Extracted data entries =
━━━━
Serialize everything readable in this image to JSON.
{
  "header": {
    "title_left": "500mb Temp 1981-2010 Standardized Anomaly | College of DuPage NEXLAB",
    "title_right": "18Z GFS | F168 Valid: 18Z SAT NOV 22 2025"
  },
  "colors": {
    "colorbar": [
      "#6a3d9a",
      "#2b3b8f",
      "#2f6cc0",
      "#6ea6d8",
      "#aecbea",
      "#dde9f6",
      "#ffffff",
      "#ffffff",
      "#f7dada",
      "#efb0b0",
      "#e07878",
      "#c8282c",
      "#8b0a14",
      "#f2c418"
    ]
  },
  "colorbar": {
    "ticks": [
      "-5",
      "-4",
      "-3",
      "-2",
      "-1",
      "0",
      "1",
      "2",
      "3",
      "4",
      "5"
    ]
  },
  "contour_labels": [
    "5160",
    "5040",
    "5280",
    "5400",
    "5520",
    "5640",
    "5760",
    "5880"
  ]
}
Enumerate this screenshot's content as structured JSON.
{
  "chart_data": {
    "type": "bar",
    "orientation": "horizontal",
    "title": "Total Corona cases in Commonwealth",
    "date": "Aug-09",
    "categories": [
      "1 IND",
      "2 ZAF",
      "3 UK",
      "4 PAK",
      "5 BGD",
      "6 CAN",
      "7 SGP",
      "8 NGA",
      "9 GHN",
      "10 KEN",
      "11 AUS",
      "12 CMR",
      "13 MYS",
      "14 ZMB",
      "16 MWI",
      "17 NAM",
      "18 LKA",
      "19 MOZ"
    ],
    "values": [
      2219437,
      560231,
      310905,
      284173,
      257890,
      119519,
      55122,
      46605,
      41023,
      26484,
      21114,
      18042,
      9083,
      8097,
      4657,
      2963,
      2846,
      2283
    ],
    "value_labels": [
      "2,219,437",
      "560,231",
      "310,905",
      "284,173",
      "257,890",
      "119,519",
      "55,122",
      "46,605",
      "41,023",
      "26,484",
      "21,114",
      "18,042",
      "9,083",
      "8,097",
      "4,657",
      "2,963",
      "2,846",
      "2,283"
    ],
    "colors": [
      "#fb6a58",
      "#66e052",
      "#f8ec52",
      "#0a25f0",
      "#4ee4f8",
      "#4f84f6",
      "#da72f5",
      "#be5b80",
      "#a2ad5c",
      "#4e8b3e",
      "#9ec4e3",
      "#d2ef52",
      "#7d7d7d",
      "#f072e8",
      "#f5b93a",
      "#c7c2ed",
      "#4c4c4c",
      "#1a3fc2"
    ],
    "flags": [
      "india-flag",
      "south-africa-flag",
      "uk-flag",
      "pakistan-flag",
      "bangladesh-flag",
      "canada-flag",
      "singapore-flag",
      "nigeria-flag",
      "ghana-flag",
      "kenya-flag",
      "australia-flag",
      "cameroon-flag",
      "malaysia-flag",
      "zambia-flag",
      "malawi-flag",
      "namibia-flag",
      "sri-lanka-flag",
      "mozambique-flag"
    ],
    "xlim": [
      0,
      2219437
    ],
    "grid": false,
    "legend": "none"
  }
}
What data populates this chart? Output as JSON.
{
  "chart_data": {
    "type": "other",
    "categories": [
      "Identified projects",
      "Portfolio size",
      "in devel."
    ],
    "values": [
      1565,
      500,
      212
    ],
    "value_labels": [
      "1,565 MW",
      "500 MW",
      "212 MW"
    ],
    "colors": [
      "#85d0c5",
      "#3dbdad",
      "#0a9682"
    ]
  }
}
━━━━
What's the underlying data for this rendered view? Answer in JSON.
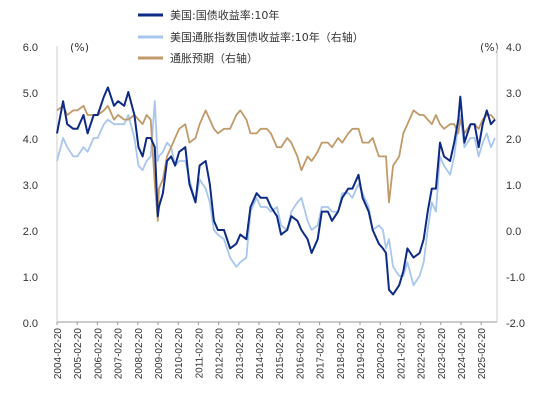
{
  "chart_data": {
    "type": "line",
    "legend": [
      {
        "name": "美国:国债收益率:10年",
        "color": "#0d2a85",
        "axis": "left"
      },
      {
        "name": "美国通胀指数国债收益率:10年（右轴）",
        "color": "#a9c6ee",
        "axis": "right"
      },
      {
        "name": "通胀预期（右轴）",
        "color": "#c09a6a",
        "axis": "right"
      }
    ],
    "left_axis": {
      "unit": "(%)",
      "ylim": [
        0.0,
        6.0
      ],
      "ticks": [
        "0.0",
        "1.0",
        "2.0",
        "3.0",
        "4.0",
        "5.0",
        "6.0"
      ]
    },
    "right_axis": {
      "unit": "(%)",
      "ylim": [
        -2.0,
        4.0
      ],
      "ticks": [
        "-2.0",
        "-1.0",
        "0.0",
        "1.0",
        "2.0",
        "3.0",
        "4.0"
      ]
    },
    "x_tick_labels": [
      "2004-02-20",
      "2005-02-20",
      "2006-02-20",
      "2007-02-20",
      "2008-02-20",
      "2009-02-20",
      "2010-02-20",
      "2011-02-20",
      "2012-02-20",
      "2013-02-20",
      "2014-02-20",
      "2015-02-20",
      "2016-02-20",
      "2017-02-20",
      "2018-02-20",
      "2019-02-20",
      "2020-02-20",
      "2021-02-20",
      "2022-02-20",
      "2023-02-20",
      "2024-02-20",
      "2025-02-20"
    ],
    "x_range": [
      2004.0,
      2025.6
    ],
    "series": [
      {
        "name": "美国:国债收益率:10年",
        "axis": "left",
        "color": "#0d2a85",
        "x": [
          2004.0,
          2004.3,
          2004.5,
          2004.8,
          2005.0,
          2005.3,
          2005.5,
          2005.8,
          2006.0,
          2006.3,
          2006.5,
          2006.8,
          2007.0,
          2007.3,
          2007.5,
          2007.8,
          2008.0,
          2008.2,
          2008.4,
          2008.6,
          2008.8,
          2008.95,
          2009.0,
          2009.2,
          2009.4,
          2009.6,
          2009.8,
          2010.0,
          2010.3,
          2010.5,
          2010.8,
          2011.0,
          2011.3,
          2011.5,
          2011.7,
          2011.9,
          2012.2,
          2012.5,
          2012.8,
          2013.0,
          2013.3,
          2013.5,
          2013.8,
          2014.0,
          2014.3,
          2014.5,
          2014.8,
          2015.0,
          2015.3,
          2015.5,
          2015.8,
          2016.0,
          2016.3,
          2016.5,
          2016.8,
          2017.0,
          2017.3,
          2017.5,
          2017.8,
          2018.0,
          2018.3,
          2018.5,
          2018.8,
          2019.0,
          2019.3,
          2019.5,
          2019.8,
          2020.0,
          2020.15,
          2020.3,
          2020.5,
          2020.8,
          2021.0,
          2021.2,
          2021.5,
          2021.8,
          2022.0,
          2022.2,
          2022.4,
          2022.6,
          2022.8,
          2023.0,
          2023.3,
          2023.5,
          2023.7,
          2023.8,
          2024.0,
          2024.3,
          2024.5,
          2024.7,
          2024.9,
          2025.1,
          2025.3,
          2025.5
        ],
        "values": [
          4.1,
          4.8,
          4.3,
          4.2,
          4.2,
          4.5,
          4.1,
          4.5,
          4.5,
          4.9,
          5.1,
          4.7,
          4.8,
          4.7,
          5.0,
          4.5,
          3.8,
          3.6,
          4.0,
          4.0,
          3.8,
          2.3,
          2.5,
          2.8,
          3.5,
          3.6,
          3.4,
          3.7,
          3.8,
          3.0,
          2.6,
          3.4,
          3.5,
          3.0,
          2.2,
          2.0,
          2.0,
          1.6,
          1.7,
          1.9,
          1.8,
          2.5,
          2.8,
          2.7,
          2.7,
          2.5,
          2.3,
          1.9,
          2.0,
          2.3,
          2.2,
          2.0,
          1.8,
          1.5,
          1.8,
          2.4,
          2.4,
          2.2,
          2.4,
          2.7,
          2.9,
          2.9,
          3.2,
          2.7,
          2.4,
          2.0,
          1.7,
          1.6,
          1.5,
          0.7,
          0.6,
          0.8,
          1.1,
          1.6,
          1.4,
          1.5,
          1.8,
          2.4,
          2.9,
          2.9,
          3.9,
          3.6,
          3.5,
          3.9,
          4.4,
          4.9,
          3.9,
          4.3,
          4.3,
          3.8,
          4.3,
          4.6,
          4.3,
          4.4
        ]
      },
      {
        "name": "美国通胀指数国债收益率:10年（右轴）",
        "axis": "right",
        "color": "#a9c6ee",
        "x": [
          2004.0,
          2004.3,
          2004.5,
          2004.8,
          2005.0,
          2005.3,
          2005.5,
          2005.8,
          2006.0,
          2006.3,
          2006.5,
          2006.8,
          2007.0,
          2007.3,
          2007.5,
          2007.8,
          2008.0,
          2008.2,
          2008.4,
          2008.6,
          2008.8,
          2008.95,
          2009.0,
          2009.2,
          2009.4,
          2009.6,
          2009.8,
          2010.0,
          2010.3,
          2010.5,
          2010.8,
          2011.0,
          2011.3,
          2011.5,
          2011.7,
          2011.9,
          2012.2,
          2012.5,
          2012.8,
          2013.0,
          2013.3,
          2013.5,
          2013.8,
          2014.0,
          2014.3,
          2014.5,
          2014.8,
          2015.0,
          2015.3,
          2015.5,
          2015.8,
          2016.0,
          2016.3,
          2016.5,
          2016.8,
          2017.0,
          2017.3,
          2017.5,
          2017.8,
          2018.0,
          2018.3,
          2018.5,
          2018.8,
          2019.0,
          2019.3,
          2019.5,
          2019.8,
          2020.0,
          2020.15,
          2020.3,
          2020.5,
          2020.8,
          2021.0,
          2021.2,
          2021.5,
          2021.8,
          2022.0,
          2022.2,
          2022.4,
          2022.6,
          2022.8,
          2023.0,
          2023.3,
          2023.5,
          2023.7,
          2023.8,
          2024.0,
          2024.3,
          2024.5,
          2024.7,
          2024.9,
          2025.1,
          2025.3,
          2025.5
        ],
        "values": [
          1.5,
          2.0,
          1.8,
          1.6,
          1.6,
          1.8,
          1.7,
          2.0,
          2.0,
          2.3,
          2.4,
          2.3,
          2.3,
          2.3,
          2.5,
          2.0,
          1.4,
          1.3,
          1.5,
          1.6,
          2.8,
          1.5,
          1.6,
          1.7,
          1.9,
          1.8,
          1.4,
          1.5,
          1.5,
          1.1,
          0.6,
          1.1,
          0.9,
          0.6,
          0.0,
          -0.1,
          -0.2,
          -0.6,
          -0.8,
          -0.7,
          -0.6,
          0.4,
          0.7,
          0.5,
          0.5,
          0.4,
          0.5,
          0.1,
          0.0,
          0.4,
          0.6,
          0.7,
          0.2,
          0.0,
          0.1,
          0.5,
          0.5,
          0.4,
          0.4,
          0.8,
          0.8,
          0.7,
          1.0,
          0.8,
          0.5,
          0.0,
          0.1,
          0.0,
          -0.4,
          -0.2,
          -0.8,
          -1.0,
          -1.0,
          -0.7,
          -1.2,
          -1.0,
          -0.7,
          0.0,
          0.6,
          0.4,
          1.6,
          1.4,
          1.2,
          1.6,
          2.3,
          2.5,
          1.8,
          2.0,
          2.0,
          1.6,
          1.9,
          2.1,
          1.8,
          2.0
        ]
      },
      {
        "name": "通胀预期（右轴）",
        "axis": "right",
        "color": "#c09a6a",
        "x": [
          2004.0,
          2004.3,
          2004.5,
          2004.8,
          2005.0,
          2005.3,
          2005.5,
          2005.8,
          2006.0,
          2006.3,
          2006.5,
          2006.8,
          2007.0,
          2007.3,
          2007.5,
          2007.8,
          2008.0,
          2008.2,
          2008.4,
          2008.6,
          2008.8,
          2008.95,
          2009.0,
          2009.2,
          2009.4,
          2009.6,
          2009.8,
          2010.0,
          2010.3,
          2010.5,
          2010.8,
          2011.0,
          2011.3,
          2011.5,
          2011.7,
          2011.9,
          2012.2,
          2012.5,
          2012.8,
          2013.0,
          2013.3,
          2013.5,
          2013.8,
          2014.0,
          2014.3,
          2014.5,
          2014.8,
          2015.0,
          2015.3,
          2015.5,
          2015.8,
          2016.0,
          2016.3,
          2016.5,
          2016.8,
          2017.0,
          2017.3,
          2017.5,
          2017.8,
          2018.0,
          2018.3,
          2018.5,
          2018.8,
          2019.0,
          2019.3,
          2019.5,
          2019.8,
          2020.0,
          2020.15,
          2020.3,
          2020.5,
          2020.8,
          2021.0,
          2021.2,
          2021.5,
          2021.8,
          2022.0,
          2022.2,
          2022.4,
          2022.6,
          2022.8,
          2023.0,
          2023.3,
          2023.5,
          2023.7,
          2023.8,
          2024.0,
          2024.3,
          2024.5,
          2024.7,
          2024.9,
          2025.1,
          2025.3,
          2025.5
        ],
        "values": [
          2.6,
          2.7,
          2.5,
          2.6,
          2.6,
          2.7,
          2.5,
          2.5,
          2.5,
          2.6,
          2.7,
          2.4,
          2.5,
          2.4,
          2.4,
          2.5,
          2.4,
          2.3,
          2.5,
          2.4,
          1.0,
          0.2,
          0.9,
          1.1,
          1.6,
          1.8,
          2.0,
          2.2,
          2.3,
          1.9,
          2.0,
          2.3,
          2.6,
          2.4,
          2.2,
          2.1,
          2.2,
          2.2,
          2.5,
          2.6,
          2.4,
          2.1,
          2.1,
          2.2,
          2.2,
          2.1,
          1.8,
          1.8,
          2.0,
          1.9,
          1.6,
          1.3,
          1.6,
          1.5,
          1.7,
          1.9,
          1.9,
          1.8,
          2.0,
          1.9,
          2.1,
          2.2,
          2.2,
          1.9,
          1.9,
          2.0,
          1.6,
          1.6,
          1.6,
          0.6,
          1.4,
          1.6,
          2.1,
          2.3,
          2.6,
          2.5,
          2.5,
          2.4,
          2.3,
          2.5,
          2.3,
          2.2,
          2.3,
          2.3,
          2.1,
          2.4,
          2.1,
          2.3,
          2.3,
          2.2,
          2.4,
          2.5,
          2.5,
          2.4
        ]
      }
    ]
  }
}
━━━━
Scan the listing above. Collect all lines with the word "this".

Serialize everything readable in this image to JSON.
Enumerate this screenshot's content as structured JSON.
What data populates this chart? Output as JSON.
What's the underlying data for this rendered view? Answer in JSON.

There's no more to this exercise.